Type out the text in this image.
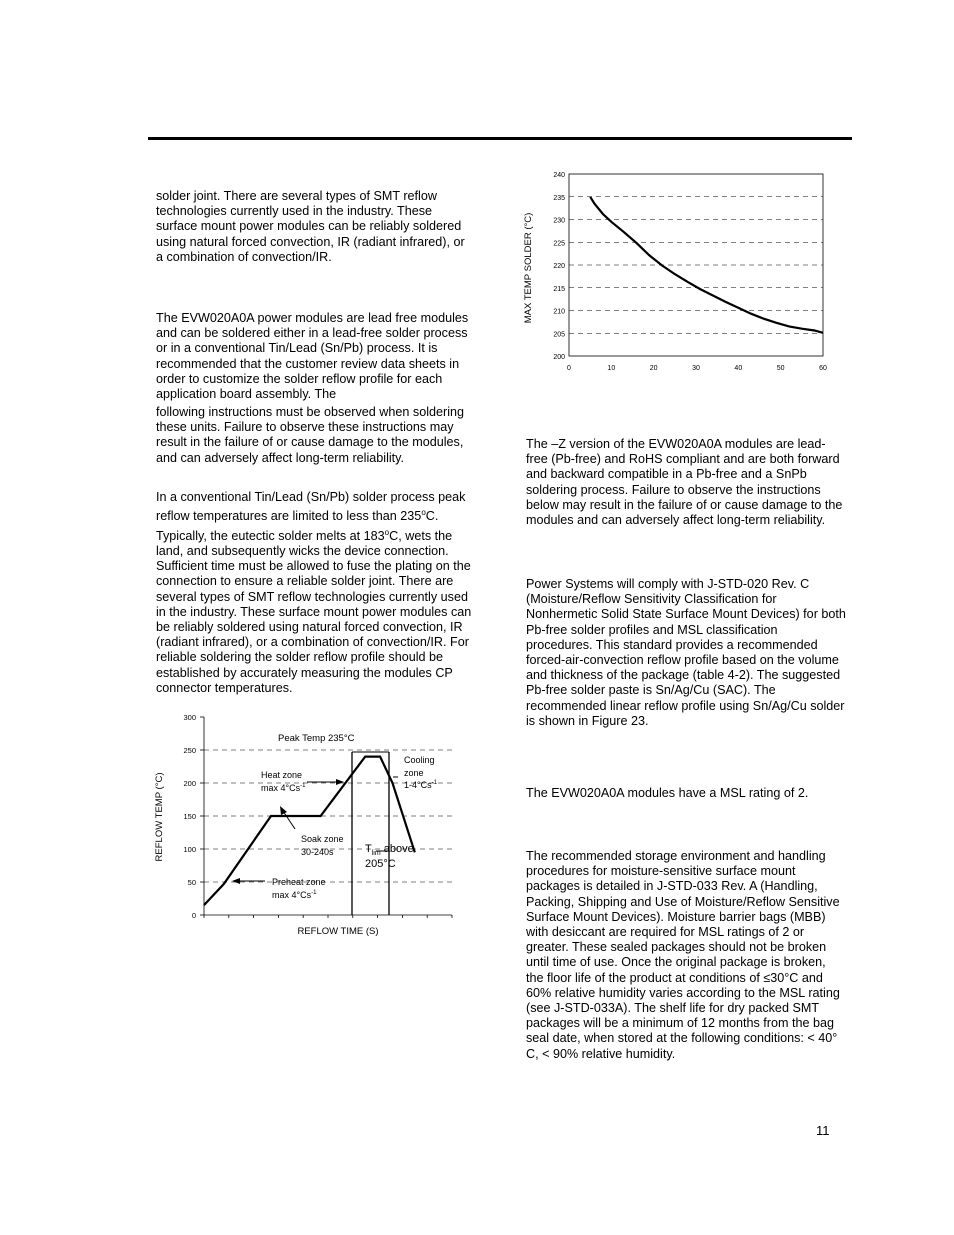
solder joint. There are several types of SMT reflow technologies currently used in the industry. These surface mount power modules can be reliably soldered using natural forced convection, IR (radiant infrared), or a combination of convection/IR.

The EVW020A0A power modules are lead free modules and can be soldered either in a lead-free solder process or in a conventional Tin/Lead (Sn/Pb) process. It is recommended that the customer review data sheets in order to customize the solder reflow profile for each application board assembly. The

following instructions must be observed when soldering these units. Failure to observe these instructions may result in the failure of or cause damage to the modules, and can adversely affect long-term reliability.

In a conventional Tin/Lead (Sn/Pb) solder process peak reflow temperatures are limited to less than 235$^o$C. Typically, the eutectic solder melts at 183$^o$C, wets the land, and subsequently wicks the device connection. Sufficient time must be allowed to fuse the plating on the connection to ensure a reliable solder joint. There are several types of SMT reflow technologies currently used in the industry. These surface mount power modules can be reliably soldered using natural forced convection, IR (radiant infrared), or a combination of convection/IR. For reliable soldering the solder reflow profile should be established by accurately measuring the modules CP connector temperatures.

The –Z version of the EVW020A0A modules are lead-free (Pb-free) and RoHS compliant and are both forward and backward compatible in a Pb-free and a SnPb soldering process. Failure to observe the instructions below may result in the failure of or cause damage to the modules and can adversely affect long-term reliability.

Power Systems will comply with J-STD-020 Rev. C (Moisture/Reflow Sensitivity Classification for Nonhermetic Solid State Surface Mount Devices) for both Pb-free solder profiles and MSL classification procedures. This standard provides a recommended forced-air-convection reflow profile based on the volume and thickness of the package (table 4-2). The suggested Pb-free solder paste is Sn/Ag/Cu (SAC). The recommended linear reflow profile using Sn/Ag/Cu solder is shown in Figure 23.

The EVW020A0A modules have a MSL rating of 2.

The recommended storage environment and handling procedures for moisture-sensitive surface mount packages is detailed in J-STD-033 Rev. A (Handling, Packing, Shipping and Use of Moisture/Reflow Sensitive Surface Mount Devices). Moisture barrier bags (MBB) with desiccant are required for MSL ratings of 2 or greater. These sealed packages should not be broken until time of use. Once the original package is broken, the floor life of the product at conditions of ≤30°C and 60% relative humidity varies according to the MSL rating (see J-STD-033A). The shelf life for dry packed SMT packages will be a minimum of 12 months from the bag seal date, when stored at the following conditions: < 40° C, < 90% relative humidity.

11
200
205
210
215
220
225
230
235
240
0	10	20	30	40	50	60
MAX TEMP SOLDER (°C)
0
50
100
150
200
250
300
Peak Temp 235°C
Heat zone
$\max 4^\circ Cs^{-1}$
Cooling
zone
$1-4^\circ Cs^{-1}$
Soak zone
30-240s	$T_{lim}$ above
205°C
Preheat zone
$\max 4^\circ Cs^{-1}$
REFLOW TIME (S)
REFLOW TEMP (°C)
·····
SET PROBLEM: None of the pictures should appear; repeat the records exactly otherwise.

WRITTEN REPLY:
Type out the text in this image.
solder joint. There are several types of SMT reflow technologies currently used in the industry. These surface mount power modules can be reliably soldered using natural forced convection, IR (radiant infrared), or a combination of convection/IR.

The EVW020A0A power modules are lead free modules and can be soldered either in a lead-free solder process or in a conventional Tin/Lead (Sn/Pb) process. It is recommended that the customer review data sheets in order to customize the solder reflow profile for each application board assembly. The

following instructions must be observed when soldering these units. Failure to observe these instructions may result in the failure of or cause damage to the modules, and can adversely affect long-term reliability.

In a conventional Tin/Lead (Sn/Pb) solder process peak reflow temperatures are limited to less than 235$^o$C. Typically, the eutectic solder melts at 183$^o$C, wets the land, and subsequently wicks the device connection. Sufficient time must be allowed to fuse the plating on the connection to ensure a reliable solder joint. There are several types of SMT reflow technologies currently used in the industry. These surface mount power modules can be reliably soldered using natural forced convection, IR (radiant infrared), or a combination of convection/IR. For reliable soldering the solder reflow profile should be established by accurately measuring the modules CP connector temperatures.

The –Z version of the EVW020A0A modules are lead-free (Pb-free) and RoHS compliant and are both forward and backward compatible in a Pb-free and a SnPb soldering process. Failure to observe the instructions below may result in the failure of or cause damage to the modules and can adversely affect long-term reliability.

Power Systems will comply with J-STD-020 Rev. C (Moisture/Reflow Sensitivity Classification for Nonhermetic Solid State Surface Mount Devices) for both Pb-free solder profiles and MSL classification procedures. This standard provides a recommended forced-air-convection reflow profile based on the volume and thickness of the package (table 4-2). The suggested Pb-free solder paste is Sn/Ag/Cu (SAC). The recommended linear reflow profile using Sn/Ag/Cu solder is shown in Figure 23.

The EVW020A0A modules have a MSL rating of 2.

The recommended storage environment and handling procedures for moisture-sensitive surface mount packages is detailed in J-STD-033 Rev. A (Handling, Packing, Shipping and Use of Moisture/Reflow Sensitive Surface Mount Devices). Moisture barrier bags (MBB) with desiccant are required for MSL ratings of 2 or greater. These sealed packages should not be broken until time of use. Once the original package is broken, the floor life of the product at conditions of ≤30°C and 60% relative humidity varies according to the MSL rating (see J-STD-033A). The shelf life for dry packed SMT packages will be a minimum of 12 months from the bag seal date, when stored at the following conditions: < 40° C, < 90% relative humidity.

11
200
205
210
215
220
225
230
235
240
0	10	20	30	40	50	60
MAX TEMP SOLDER (°C)
0
50
100
150
200
250
300
Peak Temp 235°C
Heat zone
$\max 4^\circ Cs^{-1}$
Cooling
zone
$1-4^\circ Cs^{-1}$
Soak zone
30-240s	$T_{lim}$ above
205°C
Preheat zone
$\max 4^\circ Cs^{-1}$
REFLOW TIME (S)
REFLOW TEMP (°C)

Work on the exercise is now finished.